--- START OF Given records ---
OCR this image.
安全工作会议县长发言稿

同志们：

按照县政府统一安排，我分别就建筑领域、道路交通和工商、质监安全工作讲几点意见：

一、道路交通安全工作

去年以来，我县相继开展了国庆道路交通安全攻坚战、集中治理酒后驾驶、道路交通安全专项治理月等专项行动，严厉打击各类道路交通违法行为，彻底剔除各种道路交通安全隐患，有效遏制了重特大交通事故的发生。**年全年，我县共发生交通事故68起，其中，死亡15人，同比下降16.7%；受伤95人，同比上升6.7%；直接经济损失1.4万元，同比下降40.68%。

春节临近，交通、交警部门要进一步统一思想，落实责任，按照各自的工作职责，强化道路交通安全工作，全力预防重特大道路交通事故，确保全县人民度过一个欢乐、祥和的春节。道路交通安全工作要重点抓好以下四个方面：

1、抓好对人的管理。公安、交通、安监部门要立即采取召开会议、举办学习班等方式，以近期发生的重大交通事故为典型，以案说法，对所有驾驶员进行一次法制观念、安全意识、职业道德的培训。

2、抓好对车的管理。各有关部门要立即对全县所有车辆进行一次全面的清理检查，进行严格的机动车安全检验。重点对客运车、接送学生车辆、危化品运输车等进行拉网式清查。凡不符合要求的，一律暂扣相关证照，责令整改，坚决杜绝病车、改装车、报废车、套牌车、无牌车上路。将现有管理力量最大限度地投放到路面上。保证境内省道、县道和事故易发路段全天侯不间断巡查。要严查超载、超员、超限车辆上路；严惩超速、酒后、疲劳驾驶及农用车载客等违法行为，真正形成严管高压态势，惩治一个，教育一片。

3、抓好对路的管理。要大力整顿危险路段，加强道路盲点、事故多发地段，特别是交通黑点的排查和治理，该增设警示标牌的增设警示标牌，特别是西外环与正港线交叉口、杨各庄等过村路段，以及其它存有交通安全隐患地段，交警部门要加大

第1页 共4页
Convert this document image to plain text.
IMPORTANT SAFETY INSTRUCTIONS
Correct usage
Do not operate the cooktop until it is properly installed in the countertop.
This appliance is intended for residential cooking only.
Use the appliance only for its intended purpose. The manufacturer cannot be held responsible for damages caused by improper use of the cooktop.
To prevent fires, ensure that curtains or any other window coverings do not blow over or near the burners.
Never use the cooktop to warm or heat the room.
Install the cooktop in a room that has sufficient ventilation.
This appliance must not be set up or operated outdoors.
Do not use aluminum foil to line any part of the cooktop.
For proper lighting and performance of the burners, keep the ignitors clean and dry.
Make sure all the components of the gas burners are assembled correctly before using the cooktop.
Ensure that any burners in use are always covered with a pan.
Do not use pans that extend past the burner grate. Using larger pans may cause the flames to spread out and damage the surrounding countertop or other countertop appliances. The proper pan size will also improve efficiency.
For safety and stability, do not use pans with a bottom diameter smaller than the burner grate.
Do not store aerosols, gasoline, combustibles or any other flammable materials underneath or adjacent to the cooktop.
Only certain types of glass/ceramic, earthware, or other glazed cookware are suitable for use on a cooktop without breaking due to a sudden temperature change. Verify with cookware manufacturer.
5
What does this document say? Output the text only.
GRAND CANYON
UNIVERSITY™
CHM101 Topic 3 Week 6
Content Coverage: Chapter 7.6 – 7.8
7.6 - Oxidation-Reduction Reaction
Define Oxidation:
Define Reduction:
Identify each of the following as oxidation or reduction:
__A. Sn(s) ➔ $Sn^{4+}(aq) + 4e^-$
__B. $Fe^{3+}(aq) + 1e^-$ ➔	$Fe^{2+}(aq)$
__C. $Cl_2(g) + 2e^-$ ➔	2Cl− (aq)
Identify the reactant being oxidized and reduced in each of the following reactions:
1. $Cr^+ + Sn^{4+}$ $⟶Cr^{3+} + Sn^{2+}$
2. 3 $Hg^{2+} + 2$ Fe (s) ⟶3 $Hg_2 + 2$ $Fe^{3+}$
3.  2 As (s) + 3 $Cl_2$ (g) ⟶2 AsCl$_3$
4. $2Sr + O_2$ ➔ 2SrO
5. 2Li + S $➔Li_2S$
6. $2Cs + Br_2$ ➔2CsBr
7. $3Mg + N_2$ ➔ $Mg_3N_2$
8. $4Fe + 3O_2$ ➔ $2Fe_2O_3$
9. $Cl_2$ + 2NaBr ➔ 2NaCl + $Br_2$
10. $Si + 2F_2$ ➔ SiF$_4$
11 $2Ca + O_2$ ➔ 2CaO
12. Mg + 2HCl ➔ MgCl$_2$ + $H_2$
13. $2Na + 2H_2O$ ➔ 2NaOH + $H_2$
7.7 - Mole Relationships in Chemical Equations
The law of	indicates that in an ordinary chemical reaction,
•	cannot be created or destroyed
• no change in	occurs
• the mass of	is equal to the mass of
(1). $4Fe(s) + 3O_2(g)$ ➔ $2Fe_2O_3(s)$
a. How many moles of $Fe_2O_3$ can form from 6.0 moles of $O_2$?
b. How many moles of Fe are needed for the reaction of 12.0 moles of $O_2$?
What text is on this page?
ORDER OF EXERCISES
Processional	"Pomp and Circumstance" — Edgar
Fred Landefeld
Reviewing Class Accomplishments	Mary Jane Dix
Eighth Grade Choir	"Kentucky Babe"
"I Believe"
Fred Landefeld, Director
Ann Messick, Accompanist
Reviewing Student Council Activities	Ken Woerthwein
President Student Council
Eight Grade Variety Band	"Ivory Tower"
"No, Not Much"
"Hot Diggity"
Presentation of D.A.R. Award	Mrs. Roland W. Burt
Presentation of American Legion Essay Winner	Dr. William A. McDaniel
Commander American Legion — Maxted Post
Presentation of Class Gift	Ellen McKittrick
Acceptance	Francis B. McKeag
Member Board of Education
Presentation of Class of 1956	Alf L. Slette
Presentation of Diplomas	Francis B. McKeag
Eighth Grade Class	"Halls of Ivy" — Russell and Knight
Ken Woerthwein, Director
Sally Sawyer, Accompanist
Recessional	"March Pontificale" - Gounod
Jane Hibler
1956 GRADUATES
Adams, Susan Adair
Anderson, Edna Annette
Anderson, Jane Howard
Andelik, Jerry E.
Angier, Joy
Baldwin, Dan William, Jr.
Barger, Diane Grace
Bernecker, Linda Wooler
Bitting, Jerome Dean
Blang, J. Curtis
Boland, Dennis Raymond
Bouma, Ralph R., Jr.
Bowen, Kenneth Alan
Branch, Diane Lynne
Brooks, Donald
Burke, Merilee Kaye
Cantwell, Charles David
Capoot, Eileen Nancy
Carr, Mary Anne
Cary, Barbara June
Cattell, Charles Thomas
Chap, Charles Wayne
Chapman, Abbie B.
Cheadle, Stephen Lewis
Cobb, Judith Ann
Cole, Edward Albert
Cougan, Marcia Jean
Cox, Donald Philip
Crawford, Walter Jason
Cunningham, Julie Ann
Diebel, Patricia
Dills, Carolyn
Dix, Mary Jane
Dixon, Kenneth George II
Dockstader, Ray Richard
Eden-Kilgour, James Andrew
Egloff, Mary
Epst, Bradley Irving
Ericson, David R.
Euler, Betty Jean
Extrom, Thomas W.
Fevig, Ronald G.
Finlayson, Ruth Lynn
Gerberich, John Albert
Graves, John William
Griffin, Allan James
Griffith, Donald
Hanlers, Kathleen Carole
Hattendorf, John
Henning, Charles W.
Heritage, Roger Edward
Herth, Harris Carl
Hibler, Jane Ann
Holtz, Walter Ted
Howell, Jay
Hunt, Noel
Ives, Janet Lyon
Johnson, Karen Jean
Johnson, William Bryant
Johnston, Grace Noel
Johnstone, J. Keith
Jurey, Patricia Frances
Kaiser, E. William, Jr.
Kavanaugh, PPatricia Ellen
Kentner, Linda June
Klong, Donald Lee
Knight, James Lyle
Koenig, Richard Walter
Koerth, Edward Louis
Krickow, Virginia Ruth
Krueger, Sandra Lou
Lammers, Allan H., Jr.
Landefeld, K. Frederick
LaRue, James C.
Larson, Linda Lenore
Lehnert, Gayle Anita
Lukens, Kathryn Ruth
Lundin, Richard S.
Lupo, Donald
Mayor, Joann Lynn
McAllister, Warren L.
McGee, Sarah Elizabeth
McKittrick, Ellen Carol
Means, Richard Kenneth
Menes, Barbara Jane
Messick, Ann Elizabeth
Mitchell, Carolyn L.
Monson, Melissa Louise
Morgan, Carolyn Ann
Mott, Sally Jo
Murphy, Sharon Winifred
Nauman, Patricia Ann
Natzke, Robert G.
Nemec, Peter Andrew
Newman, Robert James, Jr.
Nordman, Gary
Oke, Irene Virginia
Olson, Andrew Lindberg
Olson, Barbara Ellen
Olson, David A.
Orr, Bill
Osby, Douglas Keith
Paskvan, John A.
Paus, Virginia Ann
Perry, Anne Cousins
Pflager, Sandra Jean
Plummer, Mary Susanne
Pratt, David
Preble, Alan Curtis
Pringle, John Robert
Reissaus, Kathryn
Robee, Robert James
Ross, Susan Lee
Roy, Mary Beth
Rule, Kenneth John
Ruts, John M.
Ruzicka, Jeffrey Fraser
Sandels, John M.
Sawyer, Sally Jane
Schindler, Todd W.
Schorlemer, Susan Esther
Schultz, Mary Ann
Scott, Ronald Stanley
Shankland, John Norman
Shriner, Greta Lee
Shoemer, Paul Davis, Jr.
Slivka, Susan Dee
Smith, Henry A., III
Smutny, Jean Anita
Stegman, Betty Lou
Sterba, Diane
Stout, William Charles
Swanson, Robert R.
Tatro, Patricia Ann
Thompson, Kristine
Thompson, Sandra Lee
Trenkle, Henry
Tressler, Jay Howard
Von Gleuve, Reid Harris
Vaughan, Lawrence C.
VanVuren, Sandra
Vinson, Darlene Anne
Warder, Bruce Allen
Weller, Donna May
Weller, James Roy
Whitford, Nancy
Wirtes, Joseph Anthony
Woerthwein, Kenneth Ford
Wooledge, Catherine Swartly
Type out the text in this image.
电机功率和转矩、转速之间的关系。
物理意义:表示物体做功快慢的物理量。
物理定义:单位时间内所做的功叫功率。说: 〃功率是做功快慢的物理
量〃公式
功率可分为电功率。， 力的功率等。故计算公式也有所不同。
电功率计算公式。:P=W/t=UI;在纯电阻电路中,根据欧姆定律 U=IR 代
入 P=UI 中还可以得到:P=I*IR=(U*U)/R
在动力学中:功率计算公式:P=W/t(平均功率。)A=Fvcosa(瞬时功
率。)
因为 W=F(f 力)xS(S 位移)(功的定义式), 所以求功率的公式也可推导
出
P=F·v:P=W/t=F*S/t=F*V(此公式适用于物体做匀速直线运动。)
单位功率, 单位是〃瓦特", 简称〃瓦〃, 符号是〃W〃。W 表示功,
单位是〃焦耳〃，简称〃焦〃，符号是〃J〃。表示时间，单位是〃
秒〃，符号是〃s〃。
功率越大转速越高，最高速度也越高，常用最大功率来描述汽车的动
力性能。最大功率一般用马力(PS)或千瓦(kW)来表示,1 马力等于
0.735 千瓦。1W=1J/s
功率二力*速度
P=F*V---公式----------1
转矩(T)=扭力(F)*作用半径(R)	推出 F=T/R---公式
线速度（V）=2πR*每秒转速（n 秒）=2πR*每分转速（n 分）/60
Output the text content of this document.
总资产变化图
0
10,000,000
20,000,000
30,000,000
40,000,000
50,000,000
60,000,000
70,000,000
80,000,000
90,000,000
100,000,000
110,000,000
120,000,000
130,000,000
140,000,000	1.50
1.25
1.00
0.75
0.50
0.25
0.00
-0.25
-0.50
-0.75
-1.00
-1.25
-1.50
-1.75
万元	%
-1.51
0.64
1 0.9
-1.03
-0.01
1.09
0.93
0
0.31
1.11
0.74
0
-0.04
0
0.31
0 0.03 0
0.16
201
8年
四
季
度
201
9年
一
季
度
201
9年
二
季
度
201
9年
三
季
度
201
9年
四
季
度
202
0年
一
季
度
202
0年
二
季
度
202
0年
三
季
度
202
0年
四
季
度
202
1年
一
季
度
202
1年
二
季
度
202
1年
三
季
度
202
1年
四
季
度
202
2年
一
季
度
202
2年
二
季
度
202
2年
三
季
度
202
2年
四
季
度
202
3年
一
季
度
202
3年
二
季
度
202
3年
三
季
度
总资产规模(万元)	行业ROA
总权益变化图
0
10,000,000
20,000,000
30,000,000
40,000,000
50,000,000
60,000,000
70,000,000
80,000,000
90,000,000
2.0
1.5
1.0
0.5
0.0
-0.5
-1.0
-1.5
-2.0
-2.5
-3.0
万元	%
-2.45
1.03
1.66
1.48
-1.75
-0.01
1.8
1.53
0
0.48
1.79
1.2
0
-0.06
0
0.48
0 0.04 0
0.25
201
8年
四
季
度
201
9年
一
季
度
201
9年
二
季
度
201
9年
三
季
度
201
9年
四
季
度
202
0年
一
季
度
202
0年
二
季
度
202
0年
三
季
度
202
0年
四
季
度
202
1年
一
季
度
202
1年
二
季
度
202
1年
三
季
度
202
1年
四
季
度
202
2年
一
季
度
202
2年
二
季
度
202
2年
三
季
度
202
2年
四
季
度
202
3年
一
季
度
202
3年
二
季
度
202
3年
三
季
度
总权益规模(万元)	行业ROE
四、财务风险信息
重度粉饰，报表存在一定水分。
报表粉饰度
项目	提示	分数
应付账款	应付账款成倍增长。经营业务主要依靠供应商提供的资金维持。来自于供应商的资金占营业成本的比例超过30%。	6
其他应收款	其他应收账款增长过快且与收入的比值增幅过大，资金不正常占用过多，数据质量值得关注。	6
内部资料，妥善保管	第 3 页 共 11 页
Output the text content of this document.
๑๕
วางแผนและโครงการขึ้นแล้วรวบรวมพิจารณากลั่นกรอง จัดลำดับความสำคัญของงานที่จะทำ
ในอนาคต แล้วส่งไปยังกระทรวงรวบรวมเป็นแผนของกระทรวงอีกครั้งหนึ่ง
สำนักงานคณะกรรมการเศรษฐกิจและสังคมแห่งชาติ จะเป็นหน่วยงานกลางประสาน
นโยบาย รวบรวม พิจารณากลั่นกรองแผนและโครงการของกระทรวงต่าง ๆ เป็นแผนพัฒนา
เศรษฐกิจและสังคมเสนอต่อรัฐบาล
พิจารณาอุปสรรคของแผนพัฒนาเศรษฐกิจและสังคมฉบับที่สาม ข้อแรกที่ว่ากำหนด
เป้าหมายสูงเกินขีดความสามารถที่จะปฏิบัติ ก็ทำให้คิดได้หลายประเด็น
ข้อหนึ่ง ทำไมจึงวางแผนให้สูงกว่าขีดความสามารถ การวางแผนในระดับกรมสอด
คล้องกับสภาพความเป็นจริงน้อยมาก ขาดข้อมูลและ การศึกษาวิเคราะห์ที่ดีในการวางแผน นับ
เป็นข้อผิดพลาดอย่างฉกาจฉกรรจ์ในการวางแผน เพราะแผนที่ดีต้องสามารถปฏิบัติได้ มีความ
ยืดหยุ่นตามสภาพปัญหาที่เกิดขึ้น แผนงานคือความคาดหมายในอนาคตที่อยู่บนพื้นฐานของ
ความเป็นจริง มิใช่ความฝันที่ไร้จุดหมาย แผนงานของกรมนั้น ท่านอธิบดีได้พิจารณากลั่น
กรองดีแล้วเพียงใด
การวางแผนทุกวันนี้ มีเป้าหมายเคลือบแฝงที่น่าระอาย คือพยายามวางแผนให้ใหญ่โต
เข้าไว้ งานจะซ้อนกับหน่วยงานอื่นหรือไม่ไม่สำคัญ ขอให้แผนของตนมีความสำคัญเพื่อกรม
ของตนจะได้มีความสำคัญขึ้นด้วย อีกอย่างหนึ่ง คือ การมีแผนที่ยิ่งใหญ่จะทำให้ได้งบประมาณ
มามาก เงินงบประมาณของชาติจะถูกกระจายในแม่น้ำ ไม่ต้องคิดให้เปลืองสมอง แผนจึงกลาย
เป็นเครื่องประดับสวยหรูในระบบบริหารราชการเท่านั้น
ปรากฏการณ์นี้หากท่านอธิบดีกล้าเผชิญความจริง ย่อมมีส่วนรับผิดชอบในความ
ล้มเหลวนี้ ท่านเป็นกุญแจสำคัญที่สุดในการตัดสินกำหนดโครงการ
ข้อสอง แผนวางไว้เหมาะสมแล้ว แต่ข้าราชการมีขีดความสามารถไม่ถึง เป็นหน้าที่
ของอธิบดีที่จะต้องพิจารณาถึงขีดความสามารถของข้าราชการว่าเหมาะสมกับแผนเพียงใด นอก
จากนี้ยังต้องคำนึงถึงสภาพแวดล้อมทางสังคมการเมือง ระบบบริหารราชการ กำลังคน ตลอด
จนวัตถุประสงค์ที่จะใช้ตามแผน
--- END OF Given records ---
■ **Exercise directions**
Return only those lines of the records that contain the string "จและส".

■ **Written answer**
สำนักงานคณะกรรมการเศรษฐกิจและสังคมแห่งชาติ จะเป็นหน่วยงานกลางประสาน
เศรษฐกิจและสังคมเสนอต่อรัฐบาล
พิจารณาอุปสรรคของแผนพัฒนาเศรษฐกิจและสังคมฉบับที่สาม ข้อแรกที่ว่ากำหนด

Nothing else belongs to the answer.